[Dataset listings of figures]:
Begin
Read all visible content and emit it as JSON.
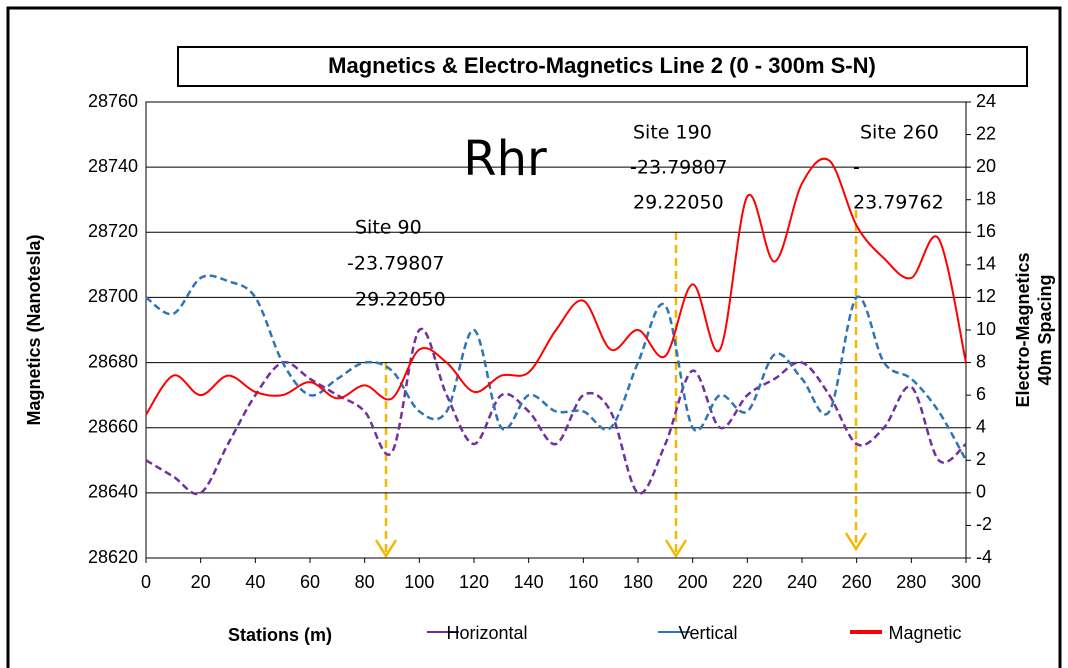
{
  "chart_data": {
    "type": "line",
    "title": "Magnetics & Electro-Magnetics Line 2  (0 - 300m S-N)",
    "x_label": "Stations (m)",
    "y_label": "Magnetics (Nanotesla)",
    "y2_label": [
      "Electro-Magnetics",
      "40m Spacing"
    ],
    "x": [
      0,
      10,
      20,
      30,
      40,
      50,
      60,
      70,
      80,
      90,
      100,
      110,
      120,
      130,
      140,
      150,
      160,
      170,
      180,
      190,
      200,
      210,
      220,
      230,
      240,
      250,
      260,
      270,
      280,
      290,
      300
    ],
    "xlim": [
      0,
      300
    ],
    "xticks": [
      0,
      20,
      40,
      60,
      80,
      100,
      120,
      140,
      160,
      180,
      200,
      220,
      240,
      260,
      280,
      300
    ],
    "ylim": [
      28620,
      28760
    ],
    "yticks": [
      28620,
      28640,
      28660,
      28680,
      28700,
      28720,
      28740,
      28760
    ],
    "y2lim": [
      -4,
      24
    ],
    "y2ticks": [
      -4,
      -2,
      0,
      2,
      4,
      6,
      8,
      10,
      12,
      14,
      16,
      18,
      20,
      22,
      24
    ],
    "grid": true,
    "series": [
      {
        "name": "Horizontal",
        "color": "#7030a0",
        "axis": "y2",
        "dash": true,
        "values": [
          2,
          1,
          0,
          3,
          6,
          8,
          7,
          6,
          5,
          2.5,
          10,
          6,
          3,
          6,
          5,
          3,
          6,
          5,
          0,
          3,
          7.5,
          4,
          6,
          7,
          8,
          6,
          3,
          4,
          6.5,
          2,
          3
        ]
      },
      {
        "name": "Vertical",
        "color": "#2e75b6",
        "axis": "y2",
        "dash": true,
        "values": [
          12,
          11,
          13.2,
          13,
          12,
          8,
          6,
          7,
          8,
          7.5,
          5,
          5,
          10,
          4,
          6,
          5,
          5,
          4,
          8,
          11.5,
          4,
          6,
          5,
          8.5,
          7,
          5,
          12,
          8,
          7,
          5,
          2
        ]
      },
      {
        "name": "Magnetic",
        "color": "#ff0000",
        "dash": false,
        "values": [
          28664,
          28676,
          28670,
          28676,
          28671,
          28670,
          28674,
          28669,
          28673,
          28669,
          28684,
          28680,
          28671,
          28676,
          28677,
          28690,
          28699,
          28684,
          28690,
          28682,
          28704,
          28684,
          28731,
          28711,
          28735,
          28742,
          28722,
          28712,
          28706,
          28718,
          28680
        ]
      }
    ],
    "annotations": [
      {
        "lines": [
          "Rhr"
        ]
      },
      {
        "lines": [
          "Site 90",
          "-23.79807",
          "29.22050"
        ]
      },
      {
        "lines": [
          "Site 190",
          "-23.79807",
          "29.22050"
        ]
      },
      {
        "lines": [
          "Site 260",
          "-",
          "23.79762"
        ]
      }
    ]
  }
}
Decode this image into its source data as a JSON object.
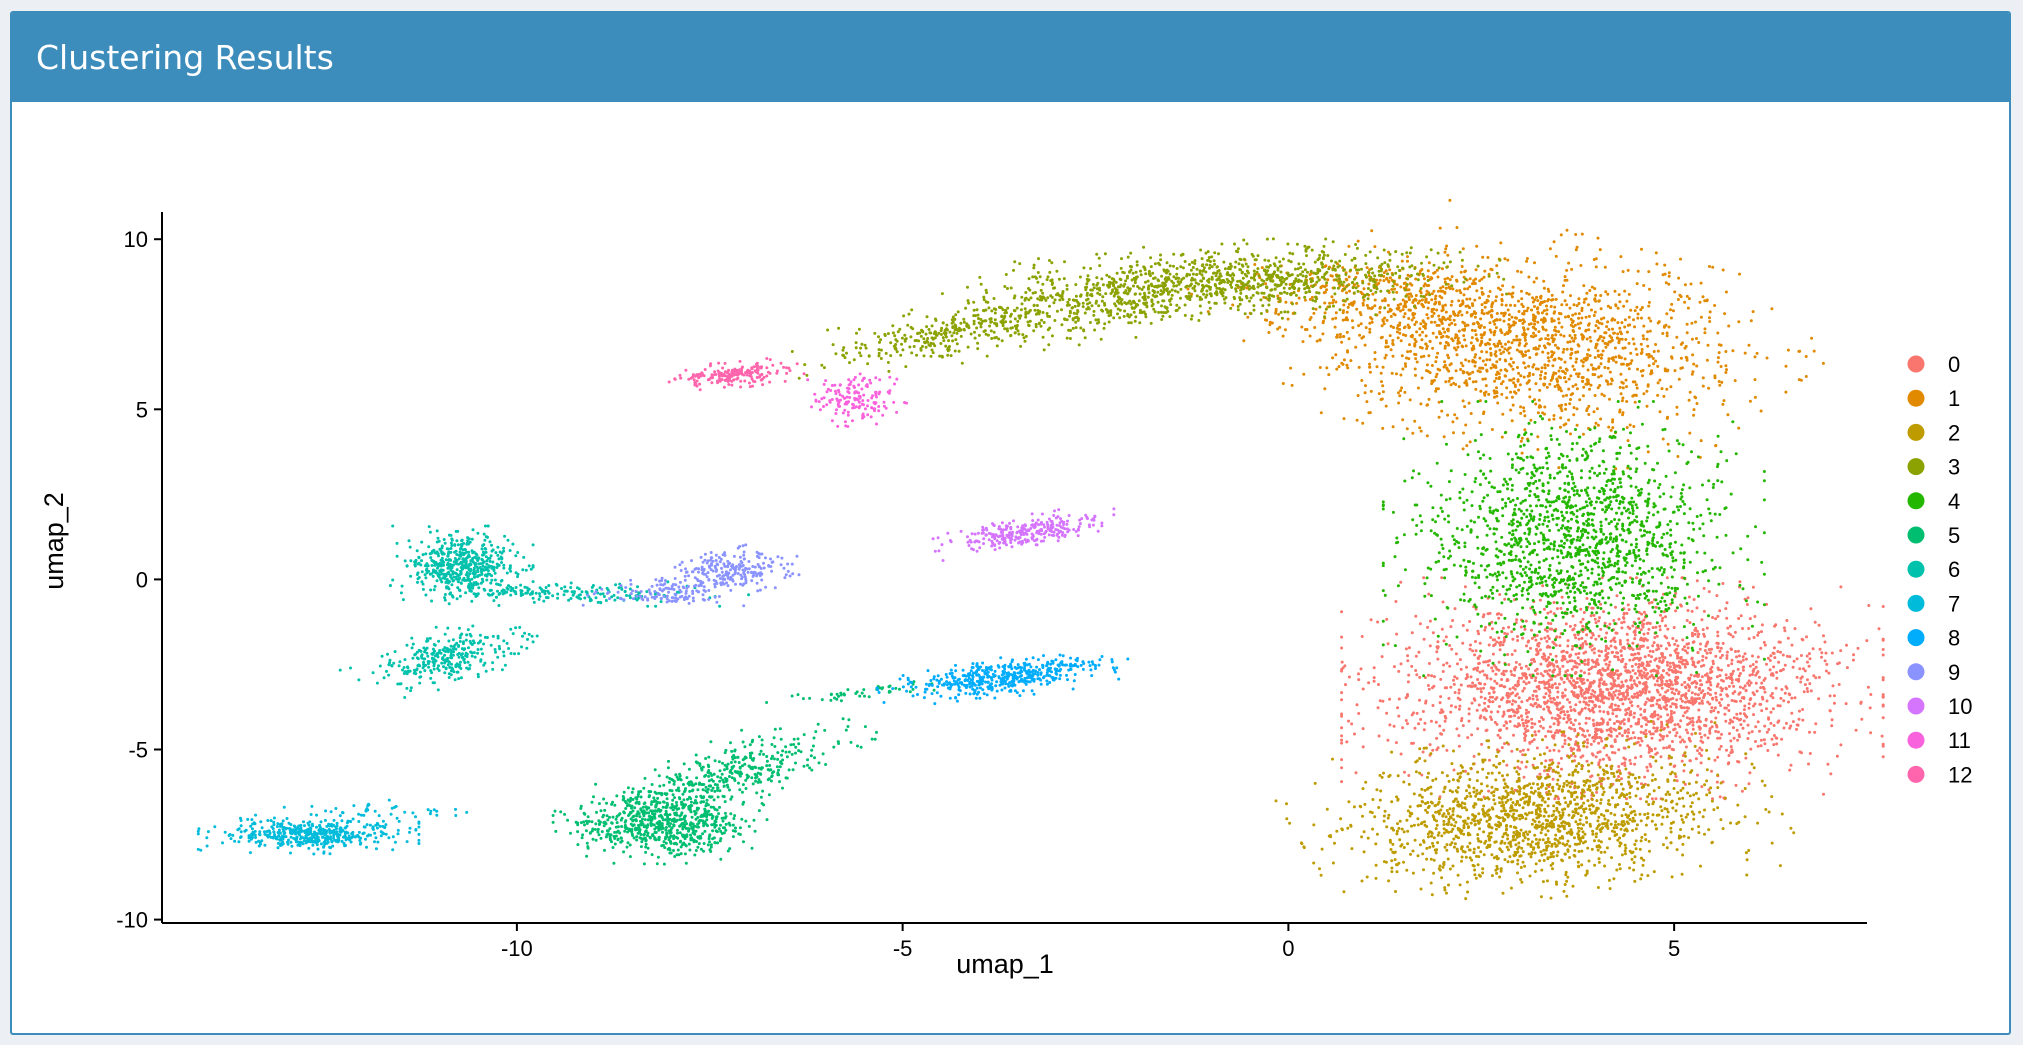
{
  "panel": {
    "title": "Clustering Results"
  },
  "chart_data": {
    "type": "scatter",
    "title": "",
    "xlabel": "umap_1",
    "ylabel": "umap_2",
    "xlim": [
      -14.6,
      7.5
    ],
    "ylim": [
      -10.1,
      10.8
    ],
    "xticks": [
      -10,
      -5,
      0,
      5
    ],
    "yticks": [
      -10,
      -5,
      0,
      5,
      10
    ],
    "grid": false,
    "legend": "right",
    "point_size": 1.5,
    "series": [
      {
        "name": "0",
        "color": "#F8766D",
        "regions": [
          {
            "cx": 4.2,
            "cy": -3.2,
            "sx": 1.35,
            "sy": 1.25,
            "rot": 0,
            "n": 2600
          }
        ]
      },
      {
        "name": "1",
        "color": "#E18A00",
        "regions": [
          {
            "cx": 3.2,
            "cy": 6.9,
            "sx": 1.35,
            "sy": 1.2,
            "rot": -30,
            "n": 1500
          },
          {
            "cx": 1.3,
            "cy": 8.2,
            "sx": 1.0,
            "sy": 0.6,
            "rot": -15,
            "n": 400
          }
        ]
      },
      {
        "name": "2",
        "color": "#BE9C00",
        "regions": [
          {
            "cx": 3.2,
            "cy": -7.0,
            "sx": 1.2,
            "sy": 0.9,
            "rot": 15,
            "n": 1500
          }
        ]
      },
      {
        "name": "3",
        "color": "#8CA200",
        "regions": [
          {
            "cx": -0.6,
            "cy": 8.8,
            "sx": 1.3,
            "sy": 0.45,
            "rot": 5,
            "n": 800
          },
          {
            "cx": -2.7,
            "cy": 8.0,
            "sx": 1.3,
            "sy": 0.42,
            "rot": 22,
            "n": 500
          },
          {
            "cx": -4.6,
            "cy": 7.1,
            "sx": 0.8,
            "sy": 0.25,
            "rot": 25,
            "n": 180
          }
        ]
      },
      {
        "name": "4",
        "color": "#24B700",
        "regions": [
          {
            "cx": 3.7,
            "cy": 1.2,
            "sx": 0.95,
            "sy": 1.55,
            "rot": 0,
            "n": 1500
          }
        ]
      },
      {
        "name": "5",
        "color": "#00BE70",
        "regions": [
          {
            "cx": -8.1,
            "cy": -7.2,
            "sx": 0.55,
            "sy": 0.45,
            "rot": 0,
            "n": 650
          },
          {
            "cx": -7.3,
            "cy": -5.8,
            "sx": 0.9,
            "sy": 0.35,
            "rot": 40,
            "n": 400
          },
          {
            "cx": -5.5,
            "cy": -3.3,
            "sx": 0.5,
            "sy": 0.1,
            "rot": 10,
            "n": 45
          }
        ]
      },
      {
        "name": "6",
        "color": "#00C1AB",
        "regions": [
          {
            "cx": -10.7,
            "cy": 0.4,
            "sx": 0.35,
            "sy": 0.45,
            "rot": 0,
            "n": 500
          },
          {
            "cx": -10.9,
            "cy": -2.3,
            "sx": 0.5,
            "sy": 0.3,
            "rot": 40,
            "n": 300
          },
          {
            "cx": -9.3,
            "cy": -0.4,
            "sx": 0.9,
            "sy": 0.15,
            "rot": 0,
            "n": 180
          }
        ]
      },
      {
        "name": "7",
        "color": "#00BBDA",
        "regions": [
          {
            "cx": -12.7,
            "cy": -7.5,
            "sx": 0.55,
            "sy": 0.22,
            "rot": 0,
            "n": 480
          },
          {
            "cx": -11.6,
            "cy": -6.8,
            "sx": 0.6,
            "sy": 0.12,
            "rot": 0,
            "n": 40
          }
        ]
      },
      {
        "name": "8",
        "color": "#00ACFC",
        "regions": [
          {
            "cx": -3.8,
            "cy": -2.9,
            "sx": 0.6,
            "sy": 0.22,
            "rot": 12,
            "n": 400
          },
          {
            "cx": -3.0,
            "cy": -2.5,
            "sx": 0.4,
            "sy": 0.1,
            "rot": 0,
            "n": 60
          }
        ]
      },
      {
        "name": "9",
        "color": "#8B93FF",
        "regions": [
          {
            "cx": -7.2,
            "cy": 0.3,
            "sx": 0.35,
            "sy": 0.28,
            "rot": 20,
            "n": 220
          },
          {
            "cx": -8.1,
            "cy": -0.4,
            "sx": 0.4,
            "sy": 0.18,
            "rot": 0,
            "n": 120
          }
        ]
      },
      {
        "name": "10",
        "color": "#D575FE",
        "regions": [
          {
            "cx": -3.4,
            "cy": 1.4,
            "sx": 0.5,
            "sy": 0.18,
            "rot": 20,
            "n": 280
          }
        ]
      },
      {
        "name": "11",
        "color": "#F962DD",
        "regions": [
          {
            "cx": -5.6,
            "cy": 5.3,
            "sx": 0.25,
            "sy": 0.35,
            "rot": 0,
            "n": 150
          }
        ]
      },
      {
        "name": "12",
        "color": "#FF65AC",
        "regions": [
          {
            "cx": -7.2,
            "cy": 6.0,
            "sx": 0.35,
            "sy": 0.15,
            "rot": 12,
            "n": 180
          }
        ]
      }
    ]
  }
}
End
[TASK DESCRIPTION]: All lines of the data above that include the word "title" must be shown.

[WRITTEN REPLY]:
    "title": "Magnetics & Electro-Magnetics Line 2  (0 - 300m S-N)",
    "title": "Clustering Results"
    "title": "",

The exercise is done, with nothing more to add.